DATA TO USE:
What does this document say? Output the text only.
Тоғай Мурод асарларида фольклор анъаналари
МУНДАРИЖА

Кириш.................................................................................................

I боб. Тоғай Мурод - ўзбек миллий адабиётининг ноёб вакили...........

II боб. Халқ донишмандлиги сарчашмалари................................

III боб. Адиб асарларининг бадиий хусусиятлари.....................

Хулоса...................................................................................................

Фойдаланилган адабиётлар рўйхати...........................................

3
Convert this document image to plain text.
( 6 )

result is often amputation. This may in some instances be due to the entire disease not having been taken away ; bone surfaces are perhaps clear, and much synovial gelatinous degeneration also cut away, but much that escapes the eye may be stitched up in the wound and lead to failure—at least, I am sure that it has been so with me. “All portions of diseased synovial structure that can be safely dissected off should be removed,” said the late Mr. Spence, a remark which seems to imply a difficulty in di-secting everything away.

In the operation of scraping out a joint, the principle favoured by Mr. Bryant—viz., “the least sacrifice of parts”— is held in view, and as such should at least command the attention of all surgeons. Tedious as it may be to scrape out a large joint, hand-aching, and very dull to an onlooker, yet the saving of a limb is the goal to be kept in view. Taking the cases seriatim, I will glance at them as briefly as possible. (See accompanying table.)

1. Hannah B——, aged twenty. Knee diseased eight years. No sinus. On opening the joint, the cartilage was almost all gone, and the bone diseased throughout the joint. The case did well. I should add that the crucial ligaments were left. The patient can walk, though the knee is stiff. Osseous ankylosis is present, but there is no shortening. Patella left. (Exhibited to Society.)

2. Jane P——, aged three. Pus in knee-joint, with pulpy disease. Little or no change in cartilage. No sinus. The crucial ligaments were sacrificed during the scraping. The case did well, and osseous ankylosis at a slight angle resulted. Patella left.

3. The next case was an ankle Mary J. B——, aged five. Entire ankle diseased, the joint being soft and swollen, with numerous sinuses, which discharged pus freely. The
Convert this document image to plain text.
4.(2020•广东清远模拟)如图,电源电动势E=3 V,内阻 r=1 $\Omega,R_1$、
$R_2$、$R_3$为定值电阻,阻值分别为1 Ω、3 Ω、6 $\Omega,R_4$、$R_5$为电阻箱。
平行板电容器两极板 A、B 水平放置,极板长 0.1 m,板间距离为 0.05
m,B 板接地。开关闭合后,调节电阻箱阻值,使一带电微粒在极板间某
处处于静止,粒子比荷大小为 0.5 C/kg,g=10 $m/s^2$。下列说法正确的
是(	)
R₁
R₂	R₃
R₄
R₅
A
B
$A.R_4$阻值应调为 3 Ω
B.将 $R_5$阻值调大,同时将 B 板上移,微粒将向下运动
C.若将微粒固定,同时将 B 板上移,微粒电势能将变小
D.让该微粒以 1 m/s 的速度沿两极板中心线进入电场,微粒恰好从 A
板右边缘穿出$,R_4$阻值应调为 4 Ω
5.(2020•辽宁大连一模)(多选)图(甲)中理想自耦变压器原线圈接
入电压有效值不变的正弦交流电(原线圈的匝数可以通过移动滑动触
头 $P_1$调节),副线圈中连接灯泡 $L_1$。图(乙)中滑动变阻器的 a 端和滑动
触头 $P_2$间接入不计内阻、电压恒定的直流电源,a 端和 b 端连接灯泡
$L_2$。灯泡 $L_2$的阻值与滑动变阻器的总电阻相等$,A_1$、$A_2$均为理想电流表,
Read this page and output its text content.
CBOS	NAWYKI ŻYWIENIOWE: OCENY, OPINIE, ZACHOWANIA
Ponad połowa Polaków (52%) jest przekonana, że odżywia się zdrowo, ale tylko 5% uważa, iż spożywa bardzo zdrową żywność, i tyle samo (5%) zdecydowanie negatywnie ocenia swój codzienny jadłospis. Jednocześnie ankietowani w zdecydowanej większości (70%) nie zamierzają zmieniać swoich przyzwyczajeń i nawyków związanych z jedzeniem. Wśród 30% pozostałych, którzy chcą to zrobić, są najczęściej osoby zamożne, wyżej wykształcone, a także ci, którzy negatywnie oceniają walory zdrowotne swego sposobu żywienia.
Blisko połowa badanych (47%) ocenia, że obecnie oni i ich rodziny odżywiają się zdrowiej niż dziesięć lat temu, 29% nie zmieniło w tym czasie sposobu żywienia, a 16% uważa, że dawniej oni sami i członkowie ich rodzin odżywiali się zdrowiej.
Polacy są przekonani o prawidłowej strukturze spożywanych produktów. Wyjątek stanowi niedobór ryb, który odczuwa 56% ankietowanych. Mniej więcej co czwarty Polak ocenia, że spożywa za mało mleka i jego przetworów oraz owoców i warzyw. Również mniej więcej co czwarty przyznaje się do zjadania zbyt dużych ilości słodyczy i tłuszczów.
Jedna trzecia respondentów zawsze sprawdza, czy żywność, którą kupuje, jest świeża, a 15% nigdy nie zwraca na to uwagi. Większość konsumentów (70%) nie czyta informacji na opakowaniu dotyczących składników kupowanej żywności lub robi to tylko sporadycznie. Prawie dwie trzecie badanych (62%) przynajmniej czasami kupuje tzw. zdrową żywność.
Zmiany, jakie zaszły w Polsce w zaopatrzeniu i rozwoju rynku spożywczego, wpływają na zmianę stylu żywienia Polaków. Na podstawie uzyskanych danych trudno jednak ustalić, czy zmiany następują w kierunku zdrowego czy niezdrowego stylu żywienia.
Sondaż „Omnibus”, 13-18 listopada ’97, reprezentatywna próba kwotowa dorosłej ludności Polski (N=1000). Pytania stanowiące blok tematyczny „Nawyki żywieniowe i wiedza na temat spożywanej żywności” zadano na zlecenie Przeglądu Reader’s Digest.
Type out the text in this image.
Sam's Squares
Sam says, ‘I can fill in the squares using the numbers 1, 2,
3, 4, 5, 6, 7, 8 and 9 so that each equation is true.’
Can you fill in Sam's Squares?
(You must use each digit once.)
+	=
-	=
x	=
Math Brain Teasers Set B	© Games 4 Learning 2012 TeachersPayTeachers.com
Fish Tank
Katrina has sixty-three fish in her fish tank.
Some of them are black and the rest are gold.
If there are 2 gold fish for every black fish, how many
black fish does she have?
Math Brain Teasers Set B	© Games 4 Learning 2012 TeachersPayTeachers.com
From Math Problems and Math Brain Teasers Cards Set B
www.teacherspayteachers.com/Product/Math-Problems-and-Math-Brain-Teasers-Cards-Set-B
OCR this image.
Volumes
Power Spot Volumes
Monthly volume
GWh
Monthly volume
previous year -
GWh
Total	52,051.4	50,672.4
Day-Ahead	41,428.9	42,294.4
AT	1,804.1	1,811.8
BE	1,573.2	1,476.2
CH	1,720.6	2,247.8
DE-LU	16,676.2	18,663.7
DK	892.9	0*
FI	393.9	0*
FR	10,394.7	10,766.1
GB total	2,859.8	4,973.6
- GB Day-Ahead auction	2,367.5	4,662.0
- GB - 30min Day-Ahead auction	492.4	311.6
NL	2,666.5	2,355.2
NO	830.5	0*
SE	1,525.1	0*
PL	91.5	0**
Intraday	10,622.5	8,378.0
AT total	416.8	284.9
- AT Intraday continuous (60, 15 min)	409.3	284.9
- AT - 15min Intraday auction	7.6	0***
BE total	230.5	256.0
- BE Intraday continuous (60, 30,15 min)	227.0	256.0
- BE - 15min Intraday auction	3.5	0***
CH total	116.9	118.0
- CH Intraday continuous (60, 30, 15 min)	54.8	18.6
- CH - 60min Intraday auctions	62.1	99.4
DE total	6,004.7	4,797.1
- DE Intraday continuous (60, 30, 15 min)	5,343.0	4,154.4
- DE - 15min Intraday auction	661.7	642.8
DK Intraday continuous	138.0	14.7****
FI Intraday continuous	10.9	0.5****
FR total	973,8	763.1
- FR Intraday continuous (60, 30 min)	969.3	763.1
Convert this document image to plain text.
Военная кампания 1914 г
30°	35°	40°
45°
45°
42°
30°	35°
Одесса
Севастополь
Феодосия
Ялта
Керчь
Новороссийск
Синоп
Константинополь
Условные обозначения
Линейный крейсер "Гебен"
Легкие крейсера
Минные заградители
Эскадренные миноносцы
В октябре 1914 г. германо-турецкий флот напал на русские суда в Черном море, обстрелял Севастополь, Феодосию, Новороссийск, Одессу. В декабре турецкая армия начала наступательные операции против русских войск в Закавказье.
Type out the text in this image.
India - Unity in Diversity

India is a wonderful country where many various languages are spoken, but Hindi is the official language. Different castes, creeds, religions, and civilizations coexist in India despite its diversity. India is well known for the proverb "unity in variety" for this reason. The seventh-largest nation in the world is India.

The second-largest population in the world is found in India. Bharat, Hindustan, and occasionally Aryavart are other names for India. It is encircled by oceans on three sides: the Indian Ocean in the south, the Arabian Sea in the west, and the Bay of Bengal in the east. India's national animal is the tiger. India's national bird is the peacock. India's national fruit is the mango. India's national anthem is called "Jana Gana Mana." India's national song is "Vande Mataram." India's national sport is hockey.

THE PROBLEM: All lines above with "Math" in them should be returned.

ANSWER FOR THIS EXERCISE:
Math Brain Teasers Set B	© Games 4 Learning 2012 TeachersPayTeachers.com
Math Brain Teasers Set B	© Games 4 Learning 2012 TeachersPayTeachers.com
From Math Problems and Math Brain Teasers Cards Set B
www.teacherspayteachers.com/Product/Math-Problems-and-Math-Brain-Teasers-Cards-Set-B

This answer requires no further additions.